=== Problem ===
Report only the number of lines holding "состава".

Records from a dataset:
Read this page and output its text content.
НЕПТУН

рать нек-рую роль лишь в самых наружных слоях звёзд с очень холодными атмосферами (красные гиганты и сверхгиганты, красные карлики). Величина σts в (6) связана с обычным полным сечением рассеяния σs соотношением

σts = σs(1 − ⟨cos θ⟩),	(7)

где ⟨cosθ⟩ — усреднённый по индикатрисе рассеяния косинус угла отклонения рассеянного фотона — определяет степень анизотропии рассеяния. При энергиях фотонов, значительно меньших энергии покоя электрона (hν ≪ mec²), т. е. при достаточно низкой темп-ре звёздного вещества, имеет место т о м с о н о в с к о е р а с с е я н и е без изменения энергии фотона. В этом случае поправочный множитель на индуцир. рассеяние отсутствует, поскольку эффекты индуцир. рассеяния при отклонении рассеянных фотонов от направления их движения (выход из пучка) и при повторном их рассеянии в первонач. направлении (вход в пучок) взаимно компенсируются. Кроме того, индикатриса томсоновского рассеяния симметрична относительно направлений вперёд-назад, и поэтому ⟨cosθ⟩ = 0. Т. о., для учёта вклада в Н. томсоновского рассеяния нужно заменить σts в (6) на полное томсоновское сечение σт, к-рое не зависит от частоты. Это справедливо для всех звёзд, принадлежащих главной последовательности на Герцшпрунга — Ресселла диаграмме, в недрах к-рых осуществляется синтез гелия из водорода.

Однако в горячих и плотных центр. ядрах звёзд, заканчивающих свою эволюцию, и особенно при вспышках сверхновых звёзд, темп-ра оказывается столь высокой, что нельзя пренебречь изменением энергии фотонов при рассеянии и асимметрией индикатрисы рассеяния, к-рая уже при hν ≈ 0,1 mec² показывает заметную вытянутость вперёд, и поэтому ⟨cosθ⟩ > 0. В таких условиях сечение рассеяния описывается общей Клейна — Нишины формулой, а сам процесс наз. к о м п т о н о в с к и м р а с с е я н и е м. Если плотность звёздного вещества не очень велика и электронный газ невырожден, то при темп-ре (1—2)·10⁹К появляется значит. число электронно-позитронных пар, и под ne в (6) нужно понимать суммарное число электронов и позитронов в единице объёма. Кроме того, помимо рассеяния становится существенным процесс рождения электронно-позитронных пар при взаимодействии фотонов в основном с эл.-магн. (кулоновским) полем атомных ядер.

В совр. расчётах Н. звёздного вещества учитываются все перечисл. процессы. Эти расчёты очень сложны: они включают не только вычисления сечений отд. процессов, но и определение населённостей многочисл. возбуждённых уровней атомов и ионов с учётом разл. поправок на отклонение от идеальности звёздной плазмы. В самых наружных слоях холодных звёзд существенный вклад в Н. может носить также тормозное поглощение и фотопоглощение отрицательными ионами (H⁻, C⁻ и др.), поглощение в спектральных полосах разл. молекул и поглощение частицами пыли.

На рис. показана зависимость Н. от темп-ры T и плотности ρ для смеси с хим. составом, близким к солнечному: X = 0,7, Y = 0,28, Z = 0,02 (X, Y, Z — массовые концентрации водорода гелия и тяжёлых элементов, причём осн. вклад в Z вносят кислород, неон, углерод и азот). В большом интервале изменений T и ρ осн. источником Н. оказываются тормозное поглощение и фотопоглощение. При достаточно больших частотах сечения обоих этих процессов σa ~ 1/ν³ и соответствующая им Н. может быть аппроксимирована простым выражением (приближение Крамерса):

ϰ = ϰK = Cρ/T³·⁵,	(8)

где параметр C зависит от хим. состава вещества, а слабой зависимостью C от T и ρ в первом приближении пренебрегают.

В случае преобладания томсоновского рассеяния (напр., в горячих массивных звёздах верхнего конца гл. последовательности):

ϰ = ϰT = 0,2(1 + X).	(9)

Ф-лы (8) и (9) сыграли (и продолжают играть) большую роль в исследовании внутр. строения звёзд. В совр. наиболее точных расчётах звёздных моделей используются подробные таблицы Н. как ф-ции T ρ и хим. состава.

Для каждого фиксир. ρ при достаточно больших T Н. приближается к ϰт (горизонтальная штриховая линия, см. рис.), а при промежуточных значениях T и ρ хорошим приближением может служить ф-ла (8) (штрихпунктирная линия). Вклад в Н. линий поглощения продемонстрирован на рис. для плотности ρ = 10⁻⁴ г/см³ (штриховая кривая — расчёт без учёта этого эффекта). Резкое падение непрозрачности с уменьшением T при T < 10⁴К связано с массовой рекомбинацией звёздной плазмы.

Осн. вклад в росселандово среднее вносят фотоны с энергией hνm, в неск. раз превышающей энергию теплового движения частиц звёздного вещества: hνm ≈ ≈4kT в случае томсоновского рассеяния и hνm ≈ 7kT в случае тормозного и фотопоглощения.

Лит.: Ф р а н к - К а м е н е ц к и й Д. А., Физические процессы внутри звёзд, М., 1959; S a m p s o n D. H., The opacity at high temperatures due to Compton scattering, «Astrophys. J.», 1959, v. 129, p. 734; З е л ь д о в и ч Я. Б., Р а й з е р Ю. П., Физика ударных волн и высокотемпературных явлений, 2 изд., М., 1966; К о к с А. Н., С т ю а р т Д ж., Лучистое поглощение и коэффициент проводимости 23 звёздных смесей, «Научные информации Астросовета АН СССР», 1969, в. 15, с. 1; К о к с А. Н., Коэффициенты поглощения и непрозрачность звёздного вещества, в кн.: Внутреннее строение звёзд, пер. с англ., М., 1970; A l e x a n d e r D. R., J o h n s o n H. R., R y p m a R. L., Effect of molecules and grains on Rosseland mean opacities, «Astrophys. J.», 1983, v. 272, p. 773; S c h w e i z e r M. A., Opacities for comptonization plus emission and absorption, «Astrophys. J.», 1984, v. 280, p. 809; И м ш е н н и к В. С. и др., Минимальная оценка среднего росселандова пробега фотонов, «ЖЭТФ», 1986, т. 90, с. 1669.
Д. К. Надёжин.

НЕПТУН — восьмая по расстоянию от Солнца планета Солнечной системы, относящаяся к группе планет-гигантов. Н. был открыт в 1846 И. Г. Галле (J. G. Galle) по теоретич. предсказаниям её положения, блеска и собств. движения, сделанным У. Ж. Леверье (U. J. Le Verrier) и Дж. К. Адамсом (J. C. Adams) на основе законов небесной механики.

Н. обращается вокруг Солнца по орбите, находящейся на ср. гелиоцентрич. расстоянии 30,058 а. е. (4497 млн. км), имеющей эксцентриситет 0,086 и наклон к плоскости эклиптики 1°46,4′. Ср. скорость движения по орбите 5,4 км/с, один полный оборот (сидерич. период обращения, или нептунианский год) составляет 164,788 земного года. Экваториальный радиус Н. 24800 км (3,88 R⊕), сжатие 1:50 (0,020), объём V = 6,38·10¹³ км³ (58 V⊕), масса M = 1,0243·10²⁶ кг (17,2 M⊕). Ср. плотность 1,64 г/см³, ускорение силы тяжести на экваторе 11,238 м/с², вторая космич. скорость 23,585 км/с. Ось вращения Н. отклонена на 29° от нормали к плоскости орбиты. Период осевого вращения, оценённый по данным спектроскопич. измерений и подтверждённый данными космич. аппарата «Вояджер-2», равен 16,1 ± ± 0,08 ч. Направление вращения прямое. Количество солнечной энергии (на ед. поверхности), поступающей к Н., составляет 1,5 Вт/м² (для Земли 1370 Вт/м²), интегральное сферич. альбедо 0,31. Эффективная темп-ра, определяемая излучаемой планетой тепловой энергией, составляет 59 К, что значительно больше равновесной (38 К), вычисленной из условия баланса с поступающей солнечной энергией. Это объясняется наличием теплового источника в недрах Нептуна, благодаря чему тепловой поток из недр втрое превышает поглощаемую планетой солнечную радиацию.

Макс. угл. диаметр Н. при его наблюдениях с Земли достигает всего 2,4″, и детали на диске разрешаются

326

=== The result ===
2